(Data extracted from a collection)
=-=-=-=-=
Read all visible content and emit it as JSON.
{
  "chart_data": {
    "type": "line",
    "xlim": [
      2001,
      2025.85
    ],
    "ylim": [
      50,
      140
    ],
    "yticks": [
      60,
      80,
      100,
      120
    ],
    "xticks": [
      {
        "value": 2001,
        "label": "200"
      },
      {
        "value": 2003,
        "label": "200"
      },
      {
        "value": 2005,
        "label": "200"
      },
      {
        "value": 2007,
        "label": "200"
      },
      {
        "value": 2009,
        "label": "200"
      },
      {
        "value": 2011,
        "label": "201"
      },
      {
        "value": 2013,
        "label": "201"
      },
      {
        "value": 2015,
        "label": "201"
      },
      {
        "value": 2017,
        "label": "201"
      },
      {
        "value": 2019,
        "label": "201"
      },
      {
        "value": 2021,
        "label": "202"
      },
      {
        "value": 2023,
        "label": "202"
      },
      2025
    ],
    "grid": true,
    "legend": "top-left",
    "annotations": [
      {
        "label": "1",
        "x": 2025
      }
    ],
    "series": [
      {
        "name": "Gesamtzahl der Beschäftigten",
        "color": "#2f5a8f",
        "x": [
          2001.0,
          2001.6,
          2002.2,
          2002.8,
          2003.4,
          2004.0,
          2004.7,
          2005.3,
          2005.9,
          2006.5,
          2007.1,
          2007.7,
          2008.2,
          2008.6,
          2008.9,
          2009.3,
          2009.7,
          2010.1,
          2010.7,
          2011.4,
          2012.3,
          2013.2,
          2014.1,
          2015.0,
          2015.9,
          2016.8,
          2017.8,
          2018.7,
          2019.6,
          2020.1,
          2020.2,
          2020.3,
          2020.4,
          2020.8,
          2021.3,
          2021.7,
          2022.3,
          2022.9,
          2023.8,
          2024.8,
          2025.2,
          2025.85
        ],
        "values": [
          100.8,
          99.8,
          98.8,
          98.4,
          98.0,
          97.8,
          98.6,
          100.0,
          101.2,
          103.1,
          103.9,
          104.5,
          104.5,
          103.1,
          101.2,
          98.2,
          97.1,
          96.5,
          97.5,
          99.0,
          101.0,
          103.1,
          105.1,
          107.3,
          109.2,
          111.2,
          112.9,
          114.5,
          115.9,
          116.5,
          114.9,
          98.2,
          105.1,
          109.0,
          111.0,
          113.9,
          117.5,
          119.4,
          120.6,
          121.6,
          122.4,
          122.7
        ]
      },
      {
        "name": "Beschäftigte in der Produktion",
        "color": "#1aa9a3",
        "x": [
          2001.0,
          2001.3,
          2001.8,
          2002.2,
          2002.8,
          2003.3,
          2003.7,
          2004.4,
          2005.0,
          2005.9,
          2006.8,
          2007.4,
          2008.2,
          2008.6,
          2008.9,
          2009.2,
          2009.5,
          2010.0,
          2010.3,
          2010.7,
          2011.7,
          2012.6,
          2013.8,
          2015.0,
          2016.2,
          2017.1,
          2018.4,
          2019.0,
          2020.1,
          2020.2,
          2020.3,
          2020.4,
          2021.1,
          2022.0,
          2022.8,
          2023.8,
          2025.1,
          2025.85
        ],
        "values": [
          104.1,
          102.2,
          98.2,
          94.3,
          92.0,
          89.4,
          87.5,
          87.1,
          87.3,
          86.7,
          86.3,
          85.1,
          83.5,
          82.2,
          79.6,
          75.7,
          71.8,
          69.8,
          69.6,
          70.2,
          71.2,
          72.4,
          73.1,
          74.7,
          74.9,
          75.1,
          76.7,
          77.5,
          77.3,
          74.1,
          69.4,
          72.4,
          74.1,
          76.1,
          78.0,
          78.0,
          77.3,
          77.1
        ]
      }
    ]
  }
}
=-=-=-=-=
* _To be done_
Quote all of the entries exactly as they appear.

* _Response to the exercise_
Read all visible content and emit it as JSON.
{
  "chart_data": {
    "type": "line",
    "xlim": [
      2001,
      2025.85
    ],
    "ylim": [
      50,
      140
    ],
    "yticks": [
      60,
      80,
      100,
      120
    ],
    "xticks": [
      {
        "value": 2001,
        "label": "200"
      },
      {
        "value": 2003,
        "label": "200"
      },
      {
        "value": 2005,
        "label": "200"
      },
      {
        "value": 2007,
        "label": "200"
      },
      {
        "value": 2009,
        "label": "200"
      },
      {
        "value": 2011,
        "label": "201"
      },
      {
        "value": 2013,
        "label": "201"
      },
      {
        "value": 2015,
        "label": "201"
      },
      {
        "value": 2017,
        "label": "201"
      },
      {
        "value": 2019,
        "label": "201"
      },
      {
        "value": 2021,
        "label": "202"
      },
      {
        "value": 2023,
        "label": "202"
      },
      2025
    ],
    "grid": true,
    "legend": "top-left",
    "annotations": [
      {
        "label": "1",
        "x": 2025
      }
    ],
    "series": [
      {
        "name": "Gesamtzahl der Beschäftigten",
        "color": "#2f5a8f",
        "x": [
          2001.0,
          2001.6,
          2002.2,
          2002.8,
          2003.4,
          2004.0,
          2004.7,
          2005.3,
          2005.9,
          2006.5,
          2007.1,
          2007.7,
          2008.2,
          2008.6,
          2008.9,
          2009.3,
          2009.7,
          2010.1,
          2010.7,
          2011.4,
          2012.3,
          2013.2,
          2014.1,
          2015.0,
          2015.9,
          2016.8,
          2017.8,
          2018.7,
          2019.6,
          2020.1,
          2020.2,
          2020.3,
          2020.4,
          2020.8,
          2021.3,
          2021.7,
          2022.3,
          2022.9,
          2023.8,
          2024.8,
          2025.2,
          2025.85
        ],
        "values": [
          100.8,
          99.8,
          98.8,
          98.4,
          98.0,
          97.8,
          98.6,
          100.0,
          101.2,
          103.1,
          103.9,
          104.5,
          104.5,
          103.1,
          101.2,
          98.2,
          97.1,
          96.5,
          97.5,
          99.0,
          101.0,
          103.1,
          105.1,
          107.3,
          109.2,
          111.2,
          112.9,
          114.5,
          115.9,
          116.5,
          114.9,
          98.2,
          105.1,
          109.0,
          111.0,
          113.9,
          117.5,
          119.4,
          120.6,
          121.6,
          122.4,
          122.7
        ]
      },
      {
        "name": "Beschäftigte in der Produktion",
        "color": "#1aa9a3",
        "x": [
          2001.0,
          2001.3,
          2001.8,
          2002.2,
          2002.8,
          2003.3,
          2003.7,
          2004.4,
          2005.0,
          2005.9,
          2006.8,
          2007.4,
          2008.2,
          2008.6,
          2008.9,
          2009.2,
          2009.5,
          2010.0,
          2010.3,
          2010.7,
          2011.7,
          2012.6,
          2013.8,
          2015.0,
          2016.2,
          2017.1,
          2018.4,
          2019.0,
          2020.1,
          2020.2,
          2020.3,
          2020.4,
          2021.1,
          2022.0,
          2022.8,
          2023.8,
          2025.1,
          2025.85
        ],
        "values": [
          104.1,
          102.2,
          98.2,
          94.3,
          92.0,
          89.4,
          87.5,
          87.1,
          87.3,
          86.7,
          86.3,
          85.1,
          83.5,
          82.2,
          79.6,
          75.7,
          71.8,
          69.8,
          69.6,
          70.2,
          71.2,
          72.4,
          73.1,
          74.7,
          74.9,
          75.1,
          76.7,
          77.5,
          77.3,
          74.1,
          69.4,
          72.4,
          74.1,
          76.1,
          78.0,
          78.0,
          77.3,
          77.1
        ]
      }
    ]
  }
}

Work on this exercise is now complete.